··· EXCERPT TO READ

Can I force my mentally I ll aunt into long term treatment?
A little background: my aunt has bipolar depression as well as addiction issues and violent behavior. She is also my aunt but her mother adopted me so we share a mom. She lives on her own and doesnt have any source of income at the moment as well as is physically disabled.
I ve about come to my witts end. My mother and I have tried countless times to Bakeract her as well as talk to her about her behavior and have friends talk to her. We ve tried many different approaches and at this point were at a loss. She gets very angry easily and though she denies drug use, Ive walked in on her twice when she was so drugged out shes unresponsive and almost unmoving, when she gets out of the hospital she will deny everything and continues to get angry and violent with us when all we want is to help her.
I love her but I cant sacrifice my mental health if theres nothing I can do to help hers. Is there any way to get her into a program for long term care that she cant back out of if she agrees to it? she will say anything to get out of the hospital and she knows exactly what to say to the doctors to seem normal as she does this every time.

······
··· DATA SUPPLIED

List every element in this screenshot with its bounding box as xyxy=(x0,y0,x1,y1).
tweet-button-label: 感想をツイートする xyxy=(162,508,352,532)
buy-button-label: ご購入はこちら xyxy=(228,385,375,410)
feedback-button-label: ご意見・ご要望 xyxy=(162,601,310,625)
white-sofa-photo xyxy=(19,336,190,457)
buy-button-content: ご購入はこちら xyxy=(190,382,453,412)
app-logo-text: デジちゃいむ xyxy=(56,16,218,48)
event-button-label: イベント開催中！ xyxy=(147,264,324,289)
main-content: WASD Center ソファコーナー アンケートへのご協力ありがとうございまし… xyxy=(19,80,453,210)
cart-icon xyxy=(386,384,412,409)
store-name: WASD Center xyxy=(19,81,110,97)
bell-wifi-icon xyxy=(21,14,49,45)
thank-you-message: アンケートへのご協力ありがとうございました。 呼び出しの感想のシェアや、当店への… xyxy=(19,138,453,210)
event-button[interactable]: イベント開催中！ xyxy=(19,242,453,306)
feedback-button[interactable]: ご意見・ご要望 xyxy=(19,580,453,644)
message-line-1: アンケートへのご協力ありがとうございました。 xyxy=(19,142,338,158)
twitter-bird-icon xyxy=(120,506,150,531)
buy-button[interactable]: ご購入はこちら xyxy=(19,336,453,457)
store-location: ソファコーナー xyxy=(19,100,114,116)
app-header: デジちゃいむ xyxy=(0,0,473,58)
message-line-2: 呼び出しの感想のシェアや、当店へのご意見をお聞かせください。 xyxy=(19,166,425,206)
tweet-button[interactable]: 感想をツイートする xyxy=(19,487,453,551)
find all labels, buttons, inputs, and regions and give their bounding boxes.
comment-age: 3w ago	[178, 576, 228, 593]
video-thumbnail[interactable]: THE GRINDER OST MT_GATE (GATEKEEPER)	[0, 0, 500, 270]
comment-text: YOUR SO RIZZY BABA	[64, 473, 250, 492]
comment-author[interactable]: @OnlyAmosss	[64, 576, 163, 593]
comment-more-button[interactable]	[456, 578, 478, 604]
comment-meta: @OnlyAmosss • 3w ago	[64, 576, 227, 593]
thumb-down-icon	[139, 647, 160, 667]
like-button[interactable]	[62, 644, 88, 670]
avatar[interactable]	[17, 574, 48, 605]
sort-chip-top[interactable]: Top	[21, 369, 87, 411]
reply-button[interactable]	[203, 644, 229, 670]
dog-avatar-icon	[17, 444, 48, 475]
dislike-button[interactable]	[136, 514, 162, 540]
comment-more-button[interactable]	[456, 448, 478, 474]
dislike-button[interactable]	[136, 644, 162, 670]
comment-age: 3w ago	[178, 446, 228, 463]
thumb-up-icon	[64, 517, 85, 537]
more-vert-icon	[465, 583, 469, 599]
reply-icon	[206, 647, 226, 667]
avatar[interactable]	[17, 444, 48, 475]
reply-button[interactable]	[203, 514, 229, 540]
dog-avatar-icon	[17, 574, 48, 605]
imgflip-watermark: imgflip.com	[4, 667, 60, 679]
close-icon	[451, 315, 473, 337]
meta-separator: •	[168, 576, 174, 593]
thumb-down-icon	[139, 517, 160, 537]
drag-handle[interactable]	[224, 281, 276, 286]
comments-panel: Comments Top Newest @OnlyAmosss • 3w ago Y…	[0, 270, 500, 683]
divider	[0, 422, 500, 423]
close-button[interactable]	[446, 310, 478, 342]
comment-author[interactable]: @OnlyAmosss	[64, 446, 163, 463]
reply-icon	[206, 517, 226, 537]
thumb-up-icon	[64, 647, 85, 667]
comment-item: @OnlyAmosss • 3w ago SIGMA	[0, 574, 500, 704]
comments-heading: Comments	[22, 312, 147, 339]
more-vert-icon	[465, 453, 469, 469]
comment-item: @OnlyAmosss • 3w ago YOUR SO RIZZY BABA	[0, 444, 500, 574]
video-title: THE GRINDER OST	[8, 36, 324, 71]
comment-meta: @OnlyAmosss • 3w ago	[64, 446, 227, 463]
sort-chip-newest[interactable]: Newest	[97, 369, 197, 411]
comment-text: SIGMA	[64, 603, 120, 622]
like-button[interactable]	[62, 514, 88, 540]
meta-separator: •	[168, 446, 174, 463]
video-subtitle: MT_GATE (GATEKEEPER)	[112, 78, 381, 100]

······

*TASKS*.
**a)** Transcribe the post about the aunt's long-term treatment from "A little background: my" to "to help her.".
**b)** Please go on with the post about the aunt's long-term treatment, starting after its final sentence.

*RESPONSES PER TASK*.
**a)**
A little background: my aunt has bipolar depression as well as addiction issues and violent behavior. She is also my aunt but her mother adopted me so we share a mom. She lives on her own and doesnt have any source of income at the moment as well as is physically disabled.
I ve about come to my witts end. My mother and I have tried countless times to Bakeract her as well as talk to her about her behavior and have friends talk to her. We ve tried many different approaches and at this point were at a loss. She gets very angry easily and though she denies drug use, Ive walked in on her twice when she was so drugged out shes unresponsive and almost unmoving, when she gets out of the hospital she will deny everything and continues to get angry and violent with us when all we want is to help her.

**b)**
I dont want to give up on her, I dont want to accept that this is the new her, but she is taking a toll on my family mentally as well as financially (she believes everything my mom and I have is hers and continues to steal from us and guilt my mom into buying her anything she would like) and I cant live like this any longer. Any advice is appreciated.
- StooLv 78 months agoFavorite Answer
Sometimes tough love is the only answer. I would remove yourself from this situation, and your mother should do the same. Perhaps when your aunt realizes there's no support to fall back on she'll agree to being committed (or end up in hospital, or jail...) But ultimately she has to agree to seek treatment.
- ByrdLv 78 months ago
She's not your responsibility
- TavyLv 78 months ago
No you cannot. This is her life and she is living it the way she wants.
You will have to distance yourself if it is upsetting you so much.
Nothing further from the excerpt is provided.